- _WHAT YOU NEED TO DO_
Every line with the string "Purpose" should be gathered.

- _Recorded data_

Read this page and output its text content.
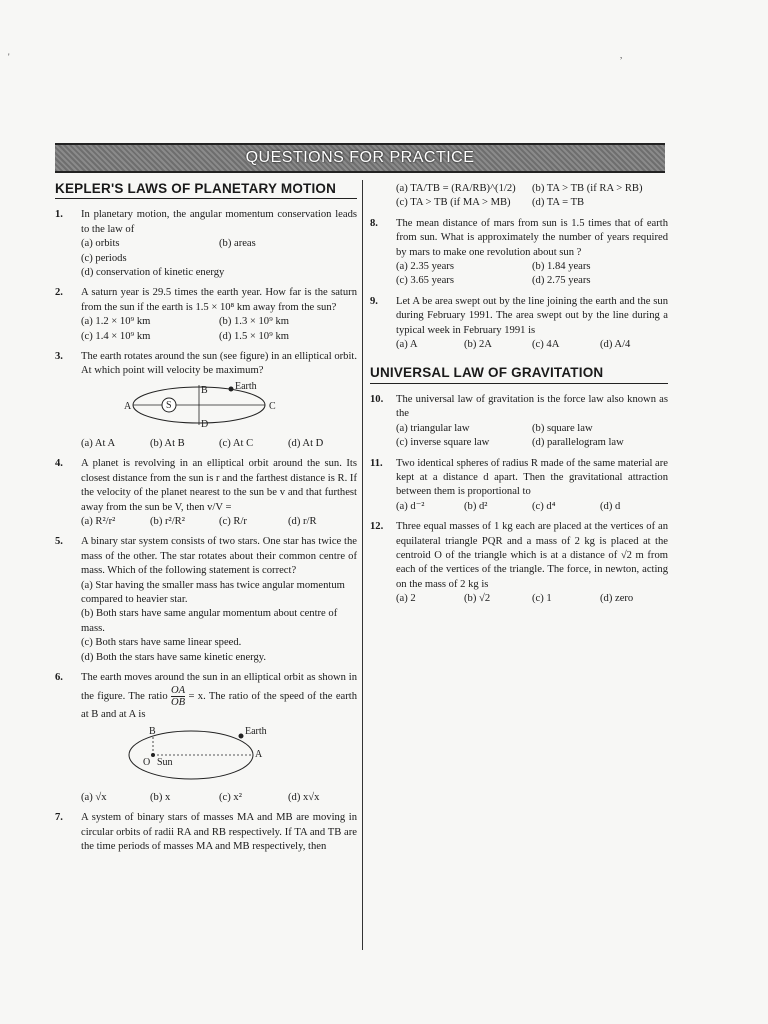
'	,
QUESTIONS FOR PRACTICE
KEPLER'S LAWS OF PLANETARY MOTION
1. In planetary motion, the angular momentum conservation leads to the law of
(a) orbits	(b) areas
(c) periods
(d) conservation of kinetic energy
2. A saturn year is 29.5 times the earth year. How far is the saturn from the sun if the earth is 1.5 × 10⁸ km away from the sun?
(a) 1.2 × 10⁹ km	(b) 1.3 × 10⁹ km
(c) 1.4 × 10⁹ km	(d) 1.5 × 10⁹ km
3. The earth rotates around the sun (see figure) in an elliptical orbit. At which point will velocity be maximum?
S
A	C
B
D
Earth
(a) At A	(b) At B	(c) At C	(d) At D
4. A planet is revolving in an elliptical orbit around the sun. Its closest distance from the sun is r and the farthest distance is R. If the velocity of the planet nearest to the sun be v and that furthest away from the sun be V, then v/V =
(a) R²/r²	(b) r²/R²	(c) R/r	(d) r/R
5. A binary star system consists of two stars. One star has twice the mass of the other. The star rotates about their common centre of mass. Which of the following statement is correct?
(a) Star having the smaller mass has twice angular momentum compared to heavier star.
(b) Both stars have same angular momentum about centre of mass.
(c) Both stars have same linear speed.
(d) Both the stars have same kinetic energy.
6. The earth moves around the sun in an elliptical orbit as shown in the figure. The ratio $\frac{OA}{OB} = x$. The ratio of the speed of the earth at B and at A is
B
A
O Sun
Earth
(a) √x	(b) x	(c) x²	(d) x√x
7. A system of binary stars of masses MA and MB are moving in circular orbits of radii RA and RB respectively. If TA and TB are the time periods of masses MA and MB respectively, then
(a) TA/TB = (RA/RB)^(1/2)	(b) TA > TB (if RA > RB)
(c) TA > TB (if MA > MB)	(d) TA = TB
8. The mean distance of mars from sun is 1.5 times that of earth from sun. What is approximately the number of years required by mars to make one revolution about sun ?
(a) 2.35 years	(b) 1.84 years
(c) 3.65 years	(d) 2.75 years
9. Let A be area swept out by the line joining the earth and the sun during February 1991. The area swept out by the line during a typical week in February 1991 is
(a) A	(b) 2A	(c) 4A	(d) A/4
UNIVERSAL LAW OF GRAVITATION
10. The universal law of gravitation is the force law also known as the
(a) triangular law	(b) square law
(c) inverse square law	(d) parallelogram law
11. Two identical spheres of radius R made of the same material are kept at a distance d apart. Then the gravitational attraction between them is proportional to
(a) d⁻²	(b) d²	(c) d⁴	(d) d
12. Three equal masses of 1 kg each are placed at the vertices of an equilateral triangle PQR and a mass of 2 kg is placed at the centroid O of the triangle which is at a distance of √2 m from each of the vertices of the triangle. The force, in newton, acting on the mass of 2 kg is
(a) 2	(b) √2	(c) 1	(d) zero
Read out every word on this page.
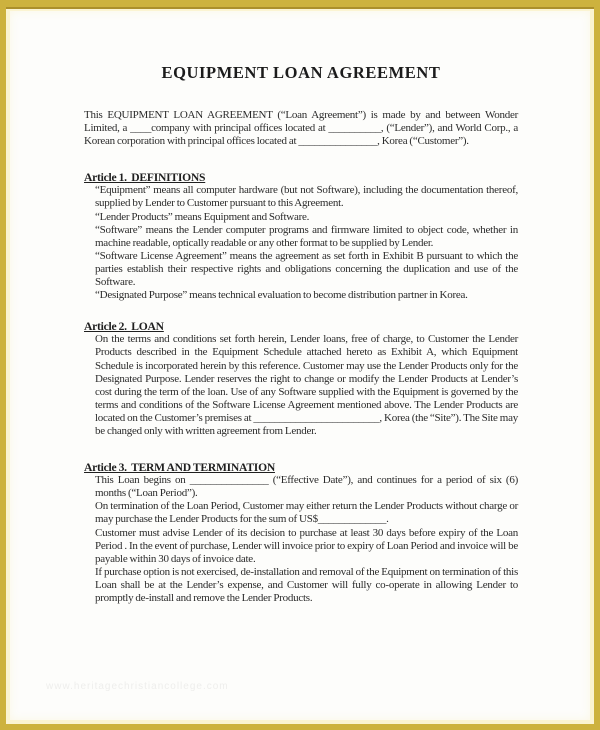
EQUIPMENT LOAN AGREEMENT

This EQUIPMENT LOAN AGREEMENT (“Loan Agreement”) is made by and between Wonder Limited, a ____company with principal offices located at __________, (“Lender”), and World Corp., a Korean corporation with principal offices located at _______________, Korea (“Customer”).

Article 1.  DEFINITIONS

“Equipment” means all computer hardware (but not Software), including the documentation thereof, supplied by Lender to Customer pursuant to this Agreement.

“Lender Products” means Equipment and Software.

“Software” means the Lender computer programs and firmware limited to object code, whether in machine readable, optically readable or any other format to be supplied by Lender.

“Software License Agreement” means the agreement as set forth in Exhibit B pursuant to which the parties establish their respective rights and obligations concerning the duplication and use of the Software.

“Designated Purpose” means technical evaluation to become distribution partner in Korea.

Article 2.  LOAN

On the terms and conditions set forth herein, Lender loans, free of charge, to Customer the Lender Products described in the Equipment Schedule attached hereto as Exhibit A, which Equipment Schedule is incorporated herein by this reference. Customer may use the Lender Products only for the Designated Purpose. Lender reserves the right to change or modify the Lender Products at Lender’s cost during the term of the loan. Use of any Software supplied with the Equipment is governed by the terms and conditions of the Software License Agreement mentioned above. The Lender Products are located on the Customer’s premises at ________________________, Korea (the “Site”). The Site may be changed only with written agreement from Lender.

Article 3.  TERM AND TERMINATION

This Loan begins on _______________ (“Effective Date”), and continues for a period of six (6) months (“Loan Period”).

On termination of the Loan Period, Customer may either return the Lender Products without charge or may purchase the Lender Products for the sum of US$_____________.

Customer must advise Lender of its decision to purchase at least 30 days before expiry of the Loan Period . In the event of purchase, Lender will invoice prior to expiry of Loan Period and invoice will be payable within 30 days of invoice date.

If purchase option is not exercised, de-installation and removal of the Equipment on termination of this Loan shall be at the Lender’s expense, and Customer will fully co-operate in allowing Lender to promptly de-install and remove the Lender Products.

www.heritagechristiancollege.com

- _THE RESPONSE_
“Designated Purpose” means technical evaluation to become distribution partner in Korea.
On the terms and conditions set forth herein, Lender loans, free of charge, to Customer the Lender Products described in the Equipment Schedule attached hereto as Exhibit A, which Equipment Schedule is incorporated herein by this reference. Customer may use the Lender Products only for the Designated Purpose. Lender reserves the right to change or modify the Lender Products at Lender’s cost during the term of the loan. Use of any Software supplied with the Equipment is governed by the terms and conditions of the Software License Agreement mentioned above. The Lender Products are located on the Customer’s premises at ________________________, Korea (the “Site”). The Site may be changed only with written agreement from Lender.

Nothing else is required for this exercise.